→ **Exercise goal**:
All of the records below should be output exactly.

(Items from a data source)
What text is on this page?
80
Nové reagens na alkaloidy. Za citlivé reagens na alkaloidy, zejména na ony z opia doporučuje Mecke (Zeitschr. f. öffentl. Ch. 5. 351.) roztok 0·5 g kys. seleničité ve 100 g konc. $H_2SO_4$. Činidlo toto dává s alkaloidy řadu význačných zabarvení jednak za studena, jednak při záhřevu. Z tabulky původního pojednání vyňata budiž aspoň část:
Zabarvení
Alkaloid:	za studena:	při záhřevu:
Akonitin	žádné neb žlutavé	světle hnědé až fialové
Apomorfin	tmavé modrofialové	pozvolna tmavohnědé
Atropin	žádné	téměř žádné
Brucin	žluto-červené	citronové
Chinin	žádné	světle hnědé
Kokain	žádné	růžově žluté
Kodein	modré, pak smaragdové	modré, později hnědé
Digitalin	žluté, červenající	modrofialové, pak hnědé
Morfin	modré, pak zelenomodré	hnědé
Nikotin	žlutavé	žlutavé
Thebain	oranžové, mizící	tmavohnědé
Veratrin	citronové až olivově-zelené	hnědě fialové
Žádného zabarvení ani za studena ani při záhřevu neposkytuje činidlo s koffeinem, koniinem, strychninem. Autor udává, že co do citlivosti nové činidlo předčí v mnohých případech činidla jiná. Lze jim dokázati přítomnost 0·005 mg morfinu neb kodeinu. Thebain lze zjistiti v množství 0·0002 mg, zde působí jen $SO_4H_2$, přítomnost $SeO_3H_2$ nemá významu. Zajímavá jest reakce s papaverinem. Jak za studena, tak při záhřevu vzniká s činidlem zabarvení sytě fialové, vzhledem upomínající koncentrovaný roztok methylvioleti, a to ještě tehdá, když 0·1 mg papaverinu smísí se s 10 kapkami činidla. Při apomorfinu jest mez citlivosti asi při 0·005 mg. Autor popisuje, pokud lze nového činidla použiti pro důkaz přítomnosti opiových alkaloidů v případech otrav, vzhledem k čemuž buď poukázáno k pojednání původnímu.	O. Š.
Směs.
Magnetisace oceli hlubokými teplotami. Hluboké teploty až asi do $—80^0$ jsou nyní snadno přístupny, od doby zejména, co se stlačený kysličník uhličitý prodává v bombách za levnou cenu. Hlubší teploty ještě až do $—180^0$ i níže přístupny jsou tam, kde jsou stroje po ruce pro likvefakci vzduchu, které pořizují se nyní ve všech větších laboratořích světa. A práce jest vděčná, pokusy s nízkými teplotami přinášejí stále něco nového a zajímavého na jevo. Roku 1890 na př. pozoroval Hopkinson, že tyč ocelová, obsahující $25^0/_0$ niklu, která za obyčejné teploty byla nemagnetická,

→ **Task response**:
What text is on this page?
80
Nové reagens na alkaloidy. Za citlivé reagens na alkaloidy, zejména na ony z opia doporučuje Mecke (Zeitschr. f. öffentl. Ch. 5. 351.) roztok 0·5 g kys. seleničité ve 100 g konc. $H_2SO_4$. Činidlo toto dává s alkaloidy řadu význačných zabarvení jednak za studena, jednak při záhřevu. Z tabulky původního pojednání vyňata budiž aspoň část:
Zabarvení
Alkaloid:	za studena:	při záhřevu:
Akonitin	žádné neb žlutavé	světle hnědé až fialové
Apomorfin	tmavé modrofialové	pozvolna tmavohnědé
Atropin	žádné	téměř žádné
Brucin	žluto-červené	citronové
Chinin	žádné	světle hnědé
Kokain	žádné	růžově žluté
Kodein	modré, pak smaragdové	modré, později hnědé
Digitalin	žluté, červenající	modrofialové, pak hnědé
Morfin	modré, pak zelenomodré	hnědé
Nikotin	žlutavé	žlutavé
Thebain	oranžové, mizící	tmavohnědé
Veratrin	citronové až olivově-zelené	hnědě fialové
Žádného zabarvení ani za studena ani při záhřevu neposkytuje činidlo s koffeinem, koniinem, strychninem. Autor udává, že co do citlivosti nové činidlo předčí v mnohých případech činidla jiná. Lze jim dokázati přítomnost 0·005 mg morfinu neb kodeinu. Thebain lze zjistiti v množství 0·0002 mg, zde působí jen $SO_4H_2$, přítomnost $SeO_3H_2$ nemá významu. Zajímavá jest reakce s papaverinem. Jak za studena, tak při záhřevu vzniká s činidlem zabarvení sytě fialové, vzhledem upomínající koncentrovaný roztok methylvioleti, a to ještě tehdá, když 0·1 mg papaverinu smísí se s 10 kapkami činidla. Při apomorfinu jest mez citlivosti asi při 0·005 mg. Autor popisuje, pokud lze nového činidla použiti pro důkaz přítomnosti opiových alkaloidů v případech otrav, vzhledem k čemuž buď poukázáno k pojednání původnímu.	O. Š.
Směs.
Magnetisace oceli hlubokými teplotami. Hluboké teploty až asi do $—80^0$ jsou nyní snadno přístupny, od doby zejména, co se stlačený kysličník uhličitý prodává v bombách za levnou cenu. Hlubší teploty ještě až do $—180^0$ i níže přístupny jsou tam, kde jsou stroje po ruce pro likvefakci vzduchu, které pořizují se nyní ve všech větších laboratořích světa. A práce jest vděčná, pokusy s nízkými teplotami přinášejí stále něco nového a zajímavého na jevo. Roku 1890 na př. pozoroval Hopkinson, že tyč ocelová, obsahující $25^0/_0$ niklu, která za obyčejné teploty byla nemagnetická,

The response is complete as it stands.